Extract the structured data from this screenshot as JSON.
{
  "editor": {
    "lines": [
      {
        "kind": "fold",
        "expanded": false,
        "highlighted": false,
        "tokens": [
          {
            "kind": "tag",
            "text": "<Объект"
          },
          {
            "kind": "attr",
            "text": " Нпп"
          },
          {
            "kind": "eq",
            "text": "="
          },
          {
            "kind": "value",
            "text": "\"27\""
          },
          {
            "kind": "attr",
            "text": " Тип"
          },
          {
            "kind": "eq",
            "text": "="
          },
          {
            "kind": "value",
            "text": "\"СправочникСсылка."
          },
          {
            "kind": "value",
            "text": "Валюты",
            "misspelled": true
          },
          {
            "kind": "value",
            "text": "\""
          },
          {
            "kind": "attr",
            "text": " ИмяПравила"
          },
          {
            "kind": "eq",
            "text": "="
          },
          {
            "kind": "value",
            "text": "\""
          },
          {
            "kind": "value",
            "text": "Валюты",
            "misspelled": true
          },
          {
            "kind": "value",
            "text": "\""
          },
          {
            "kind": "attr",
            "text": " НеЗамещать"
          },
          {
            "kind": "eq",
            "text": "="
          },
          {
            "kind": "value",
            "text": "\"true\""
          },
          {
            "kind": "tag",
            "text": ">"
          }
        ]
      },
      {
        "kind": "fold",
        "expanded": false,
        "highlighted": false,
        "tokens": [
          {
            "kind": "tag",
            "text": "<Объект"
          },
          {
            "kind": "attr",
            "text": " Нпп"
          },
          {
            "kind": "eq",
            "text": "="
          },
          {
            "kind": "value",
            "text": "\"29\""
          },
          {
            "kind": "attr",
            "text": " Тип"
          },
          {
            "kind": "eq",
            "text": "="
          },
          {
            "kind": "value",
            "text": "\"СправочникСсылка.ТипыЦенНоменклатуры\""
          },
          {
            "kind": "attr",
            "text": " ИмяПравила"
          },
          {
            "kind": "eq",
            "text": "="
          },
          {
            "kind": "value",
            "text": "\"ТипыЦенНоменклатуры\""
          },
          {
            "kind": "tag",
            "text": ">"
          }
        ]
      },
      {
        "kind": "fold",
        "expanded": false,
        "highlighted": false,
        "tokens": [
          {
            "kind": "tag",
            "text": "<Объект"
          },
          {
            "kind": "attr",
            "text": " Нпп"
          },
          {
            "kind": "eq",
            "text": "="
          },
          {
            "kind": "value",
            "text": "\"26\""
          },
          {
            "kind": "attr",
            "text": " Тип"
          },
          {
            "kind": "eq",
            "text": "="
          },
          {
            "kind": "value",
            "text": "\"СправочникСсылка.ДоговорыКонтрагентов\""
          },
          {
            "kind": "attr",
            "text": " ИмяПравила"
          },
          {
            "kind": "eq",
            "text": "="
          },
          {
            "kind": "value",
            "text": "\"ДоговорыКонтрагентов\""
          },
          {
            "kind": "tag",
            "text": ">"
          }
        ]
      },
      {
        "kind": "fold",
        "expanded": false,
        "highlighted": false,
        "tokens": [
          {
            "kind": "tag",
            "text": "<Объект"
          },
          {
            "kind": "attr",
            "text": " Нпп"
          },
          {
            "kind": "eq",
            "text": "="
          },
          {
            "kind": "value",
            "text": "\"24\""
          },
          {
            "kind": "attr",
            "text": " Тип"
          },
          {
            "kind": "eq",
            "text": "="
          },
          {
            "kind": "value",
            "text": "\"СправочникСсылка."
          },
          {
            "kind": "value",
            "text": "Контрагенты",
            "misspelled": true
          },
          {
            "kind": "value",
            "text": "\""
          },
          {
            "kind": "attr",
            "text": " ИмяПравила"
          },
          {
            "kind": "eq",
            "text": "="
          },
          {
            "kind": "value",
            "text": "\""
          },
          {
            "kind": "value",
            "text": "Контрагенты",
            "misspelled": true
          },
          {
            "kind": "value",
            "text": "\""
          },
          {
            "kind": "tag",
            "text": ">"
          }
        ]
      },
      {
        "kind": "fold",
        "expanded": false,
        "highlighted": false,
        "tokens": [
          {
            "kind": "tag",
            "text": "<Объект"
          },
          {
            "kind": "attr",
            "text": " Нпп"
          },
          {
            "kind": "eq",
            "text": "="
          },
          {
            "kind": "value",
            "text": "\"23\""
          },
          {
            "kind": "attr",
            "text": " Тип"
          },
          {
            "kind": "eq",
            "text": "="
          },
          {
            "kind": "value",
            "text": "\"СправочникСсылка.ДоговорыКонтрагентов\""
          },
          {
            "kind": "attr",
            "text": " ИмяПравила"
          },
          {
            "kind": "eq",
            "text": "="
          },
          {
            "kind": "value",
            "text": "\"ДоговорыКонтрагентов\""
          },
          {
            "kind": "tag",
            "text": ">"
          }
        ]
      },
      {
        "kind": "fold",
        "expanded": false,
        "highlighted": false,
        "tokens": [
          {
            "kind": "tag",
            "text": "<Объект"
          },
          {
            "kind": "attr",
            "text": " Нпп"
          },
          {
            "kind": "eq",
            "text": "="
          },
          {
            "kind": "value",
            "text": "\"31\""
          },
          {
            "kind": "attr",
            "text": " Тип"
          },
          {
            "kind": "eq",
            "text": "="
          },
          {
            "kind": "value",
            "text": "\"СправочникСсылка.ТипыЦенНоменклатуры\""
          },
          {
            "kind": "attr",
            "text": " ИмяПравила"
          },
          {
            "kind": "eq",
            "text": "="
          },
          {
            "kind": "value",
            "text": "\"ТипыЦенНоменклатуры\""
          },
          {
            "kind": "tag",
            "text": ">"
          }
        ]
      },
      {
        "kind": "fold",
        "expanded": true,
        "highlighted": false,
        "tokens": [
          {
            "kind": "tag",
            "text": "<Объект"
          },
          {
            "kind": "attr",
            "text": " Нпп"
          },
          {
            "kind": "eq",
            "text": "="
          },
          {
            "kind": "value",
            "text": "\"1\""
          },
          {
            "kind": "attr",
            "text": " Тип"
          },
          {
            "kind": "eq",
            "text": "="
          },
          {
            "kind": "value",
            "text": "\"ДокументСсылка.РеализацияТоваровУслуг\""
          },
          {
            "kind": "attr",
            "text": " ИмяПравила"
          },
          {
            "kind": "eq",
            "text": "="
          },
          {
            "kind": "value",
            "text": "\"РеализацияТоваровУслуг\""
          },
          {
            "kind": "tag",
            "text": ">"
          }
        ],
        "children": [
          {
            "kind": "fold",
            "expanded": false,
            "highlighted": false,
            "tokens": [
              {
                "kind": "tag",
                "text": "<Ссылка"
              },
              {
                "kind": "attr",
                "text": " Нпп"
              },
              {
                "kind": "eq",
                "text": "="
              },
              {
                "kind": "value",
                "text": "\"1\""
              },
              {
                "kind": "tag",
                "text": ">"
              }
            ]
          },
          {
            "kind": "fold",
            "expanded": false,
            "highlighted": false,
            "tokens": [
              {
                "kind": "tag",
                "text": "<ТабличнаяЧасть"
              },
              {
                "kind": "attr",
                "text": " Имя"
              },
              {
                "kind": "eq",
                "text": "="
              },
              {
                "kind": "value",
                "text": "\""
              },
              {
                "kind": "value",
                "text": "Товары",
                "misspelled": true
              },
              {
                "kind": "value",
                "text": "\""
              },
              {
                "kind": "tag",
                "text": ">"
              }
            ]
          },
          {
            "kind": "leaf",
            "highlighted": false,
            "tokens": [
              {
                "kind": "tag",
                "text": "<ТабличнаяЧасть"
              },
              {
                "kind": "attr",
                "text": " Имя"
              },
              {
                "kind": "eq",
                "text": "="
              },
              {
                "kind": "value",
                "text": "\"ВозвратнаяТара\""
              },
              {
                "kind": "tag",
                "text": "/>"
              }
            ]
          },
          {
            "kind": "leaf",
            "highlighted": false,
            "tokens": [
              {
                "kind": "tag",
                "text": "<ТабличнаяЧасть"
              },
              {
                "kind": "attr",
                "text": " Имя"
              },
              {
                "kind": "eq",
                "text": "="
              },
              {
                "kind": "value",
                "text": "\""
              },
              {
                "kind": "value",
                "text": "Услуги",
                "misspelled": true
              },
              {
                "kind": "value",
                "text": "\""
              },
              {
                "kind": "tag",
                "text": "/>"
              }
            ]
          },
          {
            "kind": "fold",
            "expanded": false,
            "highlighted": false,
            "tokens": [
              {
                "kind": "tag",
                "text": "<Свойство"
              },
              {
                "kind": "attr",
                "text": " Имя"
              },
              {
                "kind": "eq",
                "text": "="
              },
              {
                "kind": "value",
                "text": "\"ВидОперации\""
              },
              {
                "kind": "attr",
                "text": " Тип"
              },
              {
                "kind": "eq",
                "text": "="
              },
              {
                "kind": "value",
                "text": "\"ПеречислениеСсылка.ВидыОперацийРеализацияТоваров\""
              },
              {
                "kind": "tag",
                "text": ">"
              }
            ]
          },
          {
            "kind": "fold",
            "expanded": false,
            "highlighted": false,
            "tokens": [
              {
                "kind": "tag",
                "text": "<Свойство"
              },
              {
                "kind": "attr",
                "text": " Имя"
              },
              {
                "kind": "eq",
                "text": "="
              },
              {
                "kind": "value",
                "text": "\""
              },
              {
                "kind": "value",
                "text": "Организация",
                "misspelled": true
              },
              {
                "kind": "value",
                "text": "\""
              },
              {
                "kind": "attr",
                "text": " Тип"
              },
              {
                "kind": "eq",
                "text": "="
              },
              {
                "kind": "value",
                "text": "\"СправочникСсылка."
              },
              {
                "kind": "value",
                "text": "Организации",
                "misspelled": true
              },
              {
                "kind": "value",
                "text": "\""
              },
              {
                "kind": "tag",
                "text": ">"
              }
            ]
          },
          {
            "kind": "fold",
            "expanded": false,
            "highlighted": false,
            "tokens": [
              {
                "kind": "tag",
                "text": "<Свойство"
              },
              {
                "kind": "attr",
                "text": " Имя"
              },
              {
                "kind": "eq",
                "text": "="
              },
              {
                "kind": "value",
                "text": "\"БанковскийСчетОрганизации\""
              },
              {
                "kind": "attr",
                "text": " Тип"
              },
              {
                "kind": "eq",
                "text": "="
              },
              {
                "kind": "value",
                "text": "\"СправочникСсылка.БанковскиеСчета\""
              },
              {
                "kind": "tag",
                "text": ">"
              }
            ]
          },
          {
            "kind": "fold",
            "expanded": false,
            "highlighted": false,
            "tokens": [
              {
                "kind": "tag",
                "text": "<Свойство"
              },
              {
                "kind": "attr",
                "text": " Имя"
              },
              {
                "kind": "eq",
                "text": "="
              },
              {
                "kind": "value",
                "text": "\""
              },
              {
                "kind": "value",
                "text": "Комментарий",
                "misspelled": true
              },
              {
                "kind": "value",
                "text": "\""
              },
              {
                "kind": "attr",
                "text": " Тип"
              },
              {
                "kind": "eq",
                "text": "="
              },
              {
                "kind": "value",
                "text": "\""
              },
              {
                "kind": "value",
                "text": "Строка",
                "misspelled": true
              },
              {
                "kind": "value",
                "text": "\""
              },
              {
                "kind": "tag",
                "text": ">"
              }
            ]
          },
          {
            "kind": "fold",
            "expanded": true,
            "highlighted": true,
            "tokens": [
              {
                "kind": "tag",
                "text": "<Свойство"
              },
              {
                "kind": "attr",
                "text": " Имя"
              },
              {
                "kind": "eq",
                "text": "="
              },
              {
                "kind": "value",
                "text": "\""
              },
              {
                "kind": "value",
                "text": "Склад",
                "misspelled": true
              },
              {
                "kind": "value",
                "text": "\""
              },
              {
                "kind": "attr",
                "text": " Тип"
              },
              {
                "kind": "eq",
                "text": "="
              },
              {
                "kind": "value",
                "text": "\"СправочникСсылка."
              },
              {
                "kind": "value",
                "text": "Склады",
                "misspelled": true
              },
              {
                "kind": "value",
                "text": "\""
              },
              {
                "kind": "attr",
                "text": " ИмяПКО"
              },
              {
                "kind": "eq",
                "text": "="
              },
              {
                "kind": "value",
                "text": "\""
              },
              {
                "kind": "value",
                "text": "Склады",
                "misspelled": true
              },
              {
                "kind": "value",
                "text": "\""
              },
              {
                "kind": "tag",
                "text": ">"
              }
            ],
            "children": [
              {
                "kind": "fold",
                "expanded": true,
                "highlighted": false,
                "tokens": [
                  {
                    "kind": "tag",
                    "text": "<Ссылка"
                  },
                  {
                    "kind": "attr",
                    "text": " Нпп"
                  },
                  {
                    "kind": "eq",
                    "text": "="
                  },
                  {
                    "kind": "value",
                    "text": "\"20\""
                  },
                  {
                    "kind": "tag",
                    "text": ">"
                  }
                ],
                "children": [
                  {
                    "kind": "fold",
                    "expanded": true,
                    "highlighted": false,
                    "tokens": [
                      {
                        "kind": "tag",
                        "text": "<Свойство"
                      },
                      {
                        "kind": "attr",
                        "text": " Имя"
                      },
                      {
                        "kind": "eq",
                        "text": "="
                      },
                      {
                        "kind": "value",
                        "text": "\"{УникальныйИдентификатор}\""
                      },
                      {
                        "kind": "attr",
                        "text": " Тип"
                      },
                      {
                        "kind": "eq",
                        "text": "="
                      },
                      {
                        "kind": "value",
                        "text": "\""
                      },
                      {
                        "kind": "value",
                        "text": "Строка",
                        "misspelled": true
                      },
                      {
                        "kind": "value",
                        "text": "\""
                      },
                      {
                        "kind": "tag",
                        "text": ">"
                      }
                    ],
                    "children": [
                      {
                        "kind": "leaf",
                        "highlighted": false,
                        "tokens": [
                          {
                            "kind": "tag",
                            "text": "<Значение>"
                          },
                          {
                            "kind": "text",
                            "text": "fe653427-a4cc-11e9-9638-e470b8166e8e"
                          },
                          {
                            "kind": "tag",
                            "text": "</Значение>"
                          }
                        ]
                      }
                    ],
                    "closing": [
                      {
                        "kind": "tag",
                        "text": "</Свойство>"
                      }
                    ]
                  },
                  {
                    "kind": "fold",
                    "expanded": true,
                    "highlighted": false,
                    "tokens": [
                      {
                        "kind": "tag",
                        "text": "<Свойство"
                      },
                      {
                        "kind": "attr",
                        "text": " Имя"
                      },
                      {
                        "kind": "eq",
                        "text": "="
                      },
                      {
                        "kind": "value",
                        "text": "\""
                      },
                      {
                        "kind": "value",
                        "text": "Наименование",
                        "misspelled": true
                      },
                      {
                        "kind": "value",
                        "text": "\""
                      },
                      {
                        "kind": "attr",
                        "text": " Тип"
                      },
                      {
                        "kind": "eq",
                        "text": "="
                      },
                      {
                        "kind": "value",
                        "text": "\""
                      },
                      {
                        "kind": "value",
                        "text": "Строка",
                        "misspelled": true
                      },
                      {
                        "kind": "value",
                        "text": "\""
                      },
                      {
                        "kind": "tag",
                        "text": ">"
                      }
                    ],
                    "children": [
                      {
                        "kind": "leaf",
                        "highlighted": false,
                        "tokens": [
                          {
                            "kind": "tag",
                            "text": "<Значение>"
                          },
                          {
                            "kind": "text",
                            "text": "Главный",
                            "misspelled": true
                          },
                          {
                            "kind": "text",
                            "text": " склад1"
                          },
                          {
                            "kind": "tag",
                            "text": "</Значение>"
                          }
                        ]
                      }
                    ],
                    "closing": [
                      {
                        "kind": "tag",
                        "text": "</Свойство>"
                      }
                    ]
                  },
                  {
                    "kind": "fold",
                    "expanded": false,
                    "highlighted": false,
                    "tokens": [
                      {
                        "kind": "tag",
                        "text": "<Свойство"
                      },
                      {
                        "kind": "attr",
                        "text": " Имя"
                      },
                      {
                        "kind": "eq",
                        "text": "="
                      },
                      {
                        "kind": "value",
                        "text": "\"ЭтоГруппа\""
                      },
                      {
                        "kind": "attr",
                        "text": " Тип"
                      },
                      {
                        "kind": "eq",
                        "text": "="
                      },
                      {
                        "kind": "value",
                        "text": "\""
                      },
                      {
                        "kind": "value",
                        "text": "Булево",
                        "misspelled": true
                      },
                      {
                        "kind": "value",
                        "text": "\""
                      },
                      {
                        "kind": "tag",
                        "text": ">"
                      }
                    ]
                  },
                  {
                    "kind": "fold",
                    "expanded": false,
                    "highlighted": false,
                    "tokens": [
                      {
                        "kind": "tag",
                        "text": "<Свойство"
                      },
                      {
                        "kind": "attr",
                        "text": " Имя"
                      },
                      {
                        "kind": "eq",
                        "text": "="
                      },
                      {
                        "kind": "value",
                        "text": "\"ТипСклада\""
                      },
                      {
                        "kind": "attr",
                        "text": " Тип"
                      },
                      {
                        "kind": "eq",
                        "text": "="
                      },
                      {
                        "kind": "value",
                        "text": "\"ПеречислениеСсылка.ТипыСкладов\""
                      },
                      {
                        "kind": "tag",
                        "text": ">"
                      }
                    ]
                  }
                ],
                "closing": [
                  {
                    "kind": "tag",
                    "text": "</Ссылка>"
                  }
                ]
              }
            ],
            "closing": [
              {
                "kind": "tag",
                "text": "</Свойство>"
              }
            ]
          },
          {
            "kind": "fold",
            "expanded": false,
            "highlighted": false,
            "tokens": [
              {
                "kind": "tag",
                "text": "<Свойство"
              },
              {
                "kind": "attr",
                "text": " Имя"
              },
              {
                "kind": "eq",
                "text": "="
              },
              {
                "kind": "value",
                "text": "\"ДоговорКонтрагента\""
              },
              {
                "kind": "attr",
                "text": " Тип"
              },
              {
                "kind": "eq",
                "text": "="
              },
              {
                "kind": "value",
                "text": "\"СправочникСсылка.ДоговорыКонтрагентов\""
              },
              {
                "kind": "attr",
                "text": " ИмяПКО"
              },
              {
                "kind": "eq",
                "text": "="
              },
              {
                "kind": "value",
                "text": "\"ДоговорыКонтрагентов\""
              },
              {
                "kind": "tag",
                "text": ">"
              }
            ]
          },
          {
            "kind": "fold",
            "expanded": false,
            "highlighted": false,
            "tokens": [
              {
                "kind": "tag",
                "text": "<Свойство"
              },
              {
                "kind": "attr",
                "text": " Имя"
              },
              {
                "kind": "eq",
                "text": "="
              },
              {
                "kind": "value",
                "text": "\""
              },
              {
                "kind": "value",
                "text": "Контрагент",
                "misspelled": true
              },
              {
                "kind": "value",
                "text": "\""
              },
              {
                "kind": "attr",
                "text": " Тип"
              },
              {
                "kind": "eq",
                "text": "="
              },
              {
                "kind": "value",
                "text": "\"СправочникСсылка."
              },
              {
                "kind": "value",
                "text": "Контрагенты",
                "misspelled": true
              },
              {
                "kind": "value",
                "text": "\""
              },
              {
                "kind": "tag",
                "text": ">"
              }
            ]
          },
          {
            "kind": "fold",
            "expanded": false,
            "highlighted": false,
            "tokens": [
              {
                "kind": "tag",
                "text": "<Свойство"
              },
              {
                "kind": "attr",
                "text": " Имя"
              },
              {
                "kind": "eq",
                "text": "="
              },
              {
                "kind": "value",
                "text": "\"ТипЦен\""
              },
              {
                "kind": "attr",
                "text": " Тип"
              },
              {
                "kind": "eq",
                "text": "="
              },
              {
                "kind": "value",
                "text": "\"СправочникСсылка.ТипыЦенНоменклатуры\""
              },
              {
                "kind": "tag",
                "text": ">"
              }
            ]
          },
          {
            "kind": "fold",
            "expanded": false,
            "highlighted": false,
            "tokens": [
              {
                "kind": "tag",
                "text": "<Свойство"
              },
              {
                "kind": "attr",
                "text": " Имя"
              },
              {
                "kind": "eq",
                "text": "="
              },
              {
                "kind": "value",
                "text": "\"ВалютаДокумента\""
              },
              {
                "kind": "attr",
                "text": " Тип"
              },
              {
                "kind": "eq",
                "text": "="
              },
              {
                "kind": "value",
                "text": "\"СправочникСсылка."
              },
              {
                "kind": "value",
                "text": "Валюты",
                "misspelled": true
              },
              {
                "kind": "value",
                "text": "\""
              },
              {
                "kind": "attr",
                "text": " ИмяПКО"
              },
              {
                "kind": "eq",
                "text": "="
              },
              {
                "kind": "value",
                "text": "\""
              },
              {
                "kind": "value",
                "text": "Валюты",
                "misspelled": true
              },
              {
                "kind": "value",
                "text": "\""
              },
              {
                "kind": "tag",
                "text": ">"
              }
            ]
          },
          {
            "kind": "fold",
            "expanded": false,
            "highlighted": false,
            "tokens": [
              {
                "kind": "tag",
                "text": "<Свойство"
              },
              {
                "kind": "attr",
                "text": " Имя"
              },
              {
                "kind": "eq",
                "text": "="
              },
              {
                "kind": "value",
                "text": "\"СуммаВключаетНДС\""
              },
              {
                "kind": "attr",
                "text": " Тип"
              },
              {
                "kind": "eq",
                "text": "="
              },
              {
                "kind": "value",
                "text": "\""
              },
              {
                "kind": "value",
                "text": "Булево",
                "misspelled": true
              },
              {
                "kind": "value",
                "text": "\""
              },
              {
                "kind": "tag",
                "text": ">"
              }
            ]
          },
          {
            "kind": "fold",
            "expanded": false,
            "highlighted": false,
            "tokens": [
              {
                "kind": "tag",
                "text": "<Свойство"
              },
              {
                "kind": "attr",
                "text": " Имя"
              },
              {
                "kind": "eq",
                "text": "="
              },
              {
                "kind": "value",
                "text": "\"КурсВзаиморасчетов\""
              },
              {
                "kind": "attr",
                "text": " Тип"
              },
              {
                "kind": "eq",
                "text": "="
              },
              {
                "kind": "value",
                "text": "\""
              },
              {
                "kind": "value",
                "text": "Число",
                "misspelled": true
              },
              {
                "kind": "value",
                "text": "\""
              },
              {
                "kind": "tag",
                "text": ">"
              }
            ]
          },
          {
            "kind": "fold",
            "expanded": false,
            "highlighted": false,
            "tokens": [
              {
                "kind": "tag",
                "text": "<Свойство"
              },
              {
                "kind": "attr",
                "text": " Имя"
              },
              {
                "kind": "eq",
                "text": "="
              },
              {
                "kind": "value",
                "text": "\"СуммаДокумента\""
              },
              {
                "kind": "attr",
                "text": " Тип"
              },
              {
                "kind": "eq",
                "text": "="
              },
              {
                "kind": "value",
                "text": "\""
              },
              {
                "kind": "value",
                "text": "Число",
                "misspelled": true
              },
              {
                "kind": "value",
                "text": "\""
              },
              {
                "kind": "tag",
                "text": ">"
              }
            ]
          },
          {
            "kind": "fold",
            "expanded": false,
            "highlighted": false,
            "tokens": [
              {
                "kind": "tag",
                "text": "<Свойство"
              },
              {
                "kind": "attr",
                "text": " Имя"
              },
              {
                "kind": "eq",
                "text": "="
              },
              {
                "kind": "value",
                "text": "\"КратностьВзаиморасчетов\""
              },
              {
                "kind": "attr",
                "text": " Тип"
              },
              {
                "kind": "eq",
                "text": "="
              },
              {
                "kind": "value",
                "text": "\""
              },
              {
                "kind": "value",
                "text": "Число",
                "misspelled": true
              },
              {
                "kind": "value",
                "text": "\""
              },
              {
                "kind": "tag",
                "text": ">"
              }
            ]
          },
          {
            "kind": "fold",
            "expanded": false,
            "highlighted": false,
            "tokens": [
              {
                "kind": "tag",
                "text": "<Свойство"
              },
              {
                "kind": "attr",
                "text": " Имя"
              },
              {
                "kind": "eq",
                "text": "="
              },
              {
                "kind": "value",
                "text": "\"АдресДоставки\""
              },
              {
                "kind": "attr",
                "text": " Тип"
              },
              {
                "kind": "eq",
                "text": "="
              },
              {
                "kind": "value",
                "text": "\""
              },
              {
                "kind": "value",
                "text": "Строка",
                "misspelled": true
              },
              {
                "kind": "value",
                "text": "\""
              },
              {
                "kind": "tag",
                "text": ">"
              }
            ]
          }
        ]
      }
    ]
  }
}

> [The task]: Isolate the lines that hold the word "РеализацияТоваровУслуг" and copy all of them.

> [Final answer]:
            "text": "\"ДокументСсылка.РеализацияТоваровУслуг\""
            "text": "\"РеализацияТоваровУслуг\""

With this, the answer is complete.